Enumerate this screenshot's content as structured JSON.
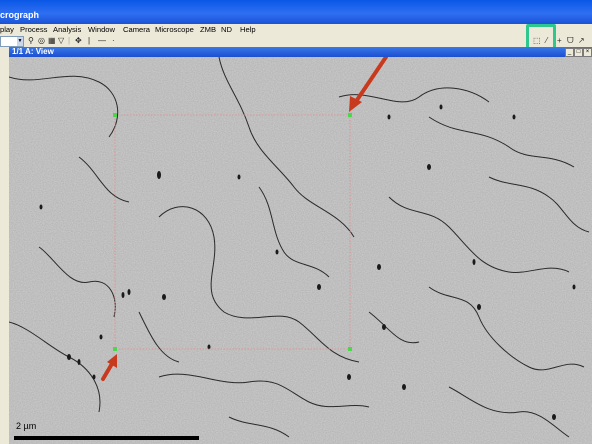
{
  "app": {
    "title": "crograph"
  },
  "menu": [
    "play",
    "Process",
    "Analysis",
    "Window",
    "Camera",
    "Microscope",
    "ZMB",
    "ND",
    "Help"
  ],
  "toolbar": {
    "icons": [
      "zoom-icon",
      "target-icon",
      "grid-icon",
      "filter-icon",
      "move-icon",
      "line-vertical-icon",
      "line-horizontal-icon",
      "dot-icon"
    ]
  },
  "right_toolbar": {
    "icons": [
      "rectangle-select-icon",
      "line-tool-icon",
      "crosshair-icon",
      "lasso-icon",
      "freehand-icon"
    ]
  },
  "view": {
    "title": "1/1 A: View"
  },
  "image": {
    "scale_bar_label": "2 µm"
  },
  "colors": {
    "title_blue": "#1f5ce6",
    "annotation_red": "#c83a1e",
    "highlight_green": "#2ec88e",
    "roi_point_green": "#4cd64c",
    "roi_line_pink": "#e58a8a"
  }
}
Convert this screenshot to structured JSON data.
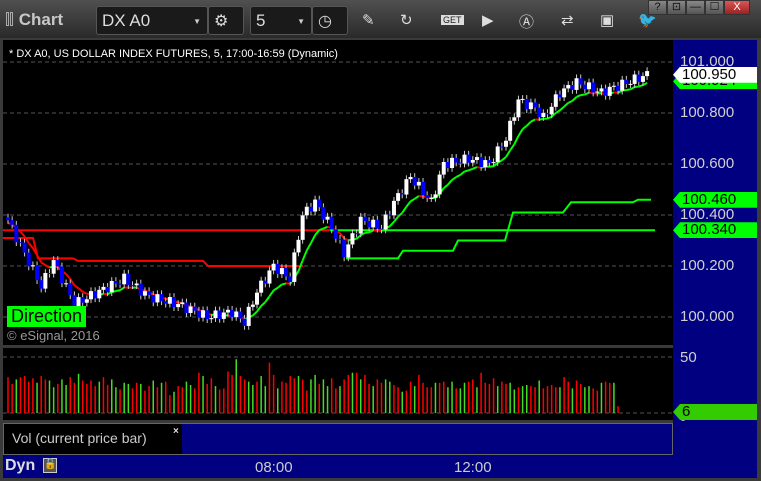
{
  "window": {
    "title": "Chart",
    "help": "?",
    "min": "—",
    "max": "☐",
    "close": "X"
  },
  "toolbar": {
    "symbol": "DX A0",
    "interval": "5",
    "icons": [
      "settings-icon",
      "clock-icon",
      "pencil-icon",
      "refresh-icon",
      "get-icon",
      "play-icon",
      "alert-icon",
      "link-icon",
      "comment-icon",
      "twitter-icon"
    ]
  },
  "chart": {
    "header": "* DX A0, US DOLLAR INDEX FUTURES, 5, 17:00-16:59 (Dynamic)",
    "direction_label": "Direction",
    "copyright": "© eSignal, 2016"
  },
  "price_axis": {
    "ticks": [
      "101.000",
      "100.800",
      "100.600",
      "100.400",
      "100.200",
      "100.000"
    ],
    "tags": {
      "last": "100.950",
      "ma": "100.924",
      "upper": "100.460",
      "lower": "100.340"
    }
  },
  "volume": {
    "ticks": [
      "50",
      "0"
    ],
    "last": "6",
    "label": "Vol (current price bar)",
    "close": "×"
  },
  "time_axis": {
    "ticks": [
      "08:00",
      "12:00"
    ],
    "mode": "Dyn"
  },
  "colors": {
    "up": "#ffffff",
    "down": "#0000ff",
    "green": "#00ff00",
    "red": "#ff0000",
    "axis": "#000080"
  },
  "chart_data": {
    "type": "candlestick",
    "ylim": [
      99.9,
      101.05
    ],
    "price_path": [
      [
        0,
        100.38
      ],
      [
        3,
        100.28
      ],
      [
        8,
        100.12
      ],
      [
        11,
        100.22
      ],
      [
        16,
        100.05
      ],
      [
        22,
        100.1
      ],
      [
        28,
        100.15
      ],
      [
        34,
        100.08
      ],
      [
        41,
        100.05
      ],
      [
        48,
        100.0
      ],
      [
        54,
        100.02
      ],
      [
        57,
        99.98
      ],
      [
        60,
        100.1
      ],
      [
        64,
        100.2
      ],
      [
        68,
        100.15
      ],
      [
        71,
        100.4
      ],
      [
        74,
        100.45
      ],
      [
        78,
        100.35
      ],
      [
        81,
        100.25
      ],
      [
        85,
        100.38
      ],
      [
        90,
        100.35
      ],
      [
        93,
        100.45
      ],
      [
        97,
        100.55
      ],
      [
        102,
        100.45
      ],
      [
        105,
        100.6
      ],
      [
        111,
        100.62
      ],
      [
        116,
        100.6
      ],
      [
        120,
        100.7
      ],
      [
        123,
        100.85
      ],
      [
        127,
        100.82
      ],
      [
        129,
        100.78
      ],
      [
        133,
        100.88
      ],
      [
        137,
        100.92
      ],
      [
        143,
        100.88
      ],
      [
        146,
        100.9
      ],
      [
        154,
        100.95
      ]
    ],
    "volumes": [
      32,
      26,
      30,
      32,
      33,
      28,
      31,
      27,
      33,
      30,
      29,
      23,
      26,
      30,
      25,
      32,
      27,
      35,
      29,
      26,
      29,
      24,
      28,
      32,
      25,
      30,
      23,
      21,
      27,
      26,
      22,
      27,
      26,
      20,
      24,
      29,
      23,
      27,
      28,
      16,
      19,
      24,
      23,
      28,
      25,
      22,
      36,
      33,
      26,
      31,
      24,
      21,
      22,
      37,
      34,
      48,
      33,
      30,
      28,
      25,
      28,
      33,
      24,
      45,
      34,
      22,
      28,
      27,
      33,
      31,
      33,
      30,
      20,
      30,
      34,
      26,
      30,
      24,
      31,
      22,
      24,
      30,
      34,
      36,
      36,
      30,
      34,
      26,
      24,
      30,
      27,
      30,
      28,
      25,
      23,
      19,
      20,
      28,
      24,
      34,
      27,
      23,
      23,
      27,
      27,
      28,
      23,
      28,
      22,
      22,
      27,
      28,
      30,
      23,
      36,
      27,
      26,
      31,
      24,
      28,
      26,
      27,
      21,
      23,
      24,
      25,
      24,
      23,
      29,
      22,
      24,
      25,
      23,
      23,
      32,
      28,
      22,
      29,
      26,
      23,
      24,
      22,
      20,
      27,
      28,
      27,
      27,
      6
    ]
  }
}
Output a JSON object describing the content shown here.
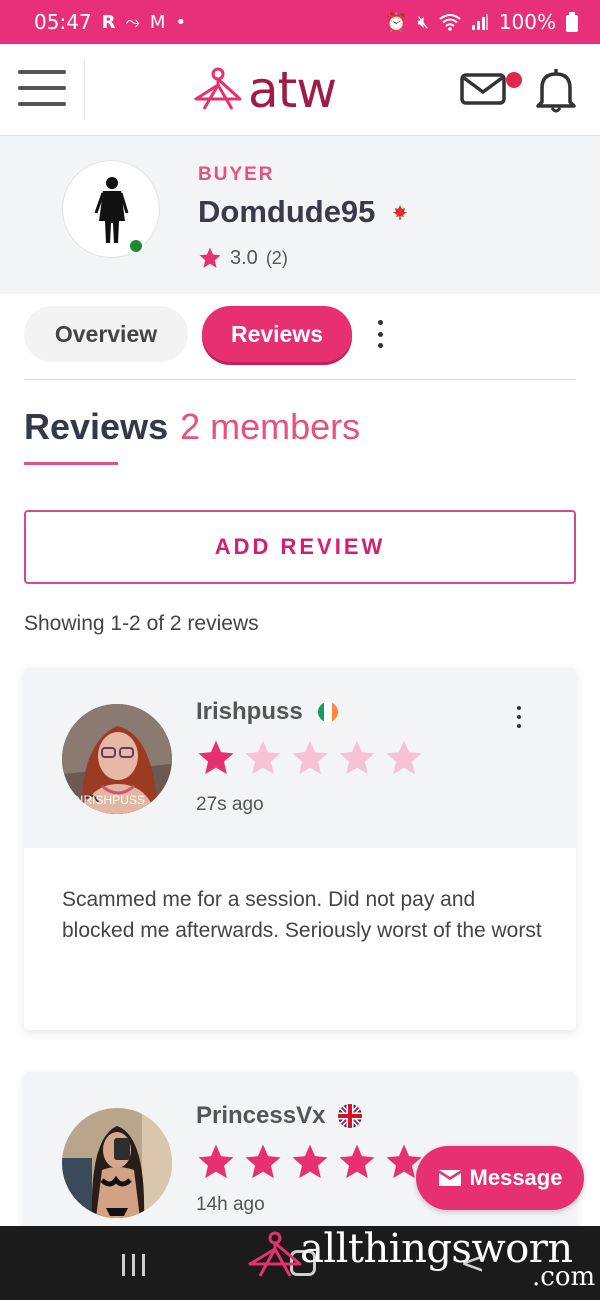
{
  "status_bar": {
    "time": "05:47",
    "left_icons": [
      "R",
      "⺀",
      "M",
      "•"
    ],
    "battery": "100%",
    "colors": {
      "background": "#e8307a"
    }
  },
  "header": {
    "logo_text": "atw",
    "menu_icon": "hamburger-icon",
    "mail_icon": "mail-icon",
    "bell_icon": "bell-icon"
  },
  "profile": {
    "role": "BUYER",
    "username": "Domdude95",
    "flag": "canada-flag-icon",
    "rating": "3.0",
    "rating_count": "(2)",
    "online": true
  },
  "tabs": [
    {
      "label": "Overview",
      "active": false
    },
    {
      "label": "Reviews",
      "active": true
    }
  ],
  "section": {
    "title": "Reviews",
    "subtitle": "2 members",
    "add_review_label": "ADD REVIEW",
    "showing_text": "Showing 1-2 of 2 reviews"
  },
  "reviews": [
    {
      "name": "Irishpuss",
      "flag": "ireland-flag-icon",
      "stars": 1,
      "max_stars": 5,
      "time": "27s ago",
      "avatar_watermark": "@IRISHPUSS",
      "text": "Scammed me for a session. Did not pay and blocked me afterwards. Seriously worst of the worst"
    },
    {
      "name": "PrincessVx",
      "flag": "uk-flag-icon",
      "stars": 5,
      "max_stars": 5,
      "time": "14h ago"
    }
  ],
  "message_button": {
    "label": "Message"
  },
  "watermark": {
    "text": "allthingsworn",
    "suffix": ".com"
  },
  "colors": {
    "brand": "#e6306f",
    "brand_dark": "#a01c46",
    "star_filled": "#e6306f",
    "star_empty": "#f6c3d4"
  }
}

■ Short task:
Search the data for "flag". Copy every line that has it.

■ Result for this exercise:
    "flag": "canada-flag-icon",
      "flag": "ireland-flag-icon",
      "flag": "uk-flag-icon",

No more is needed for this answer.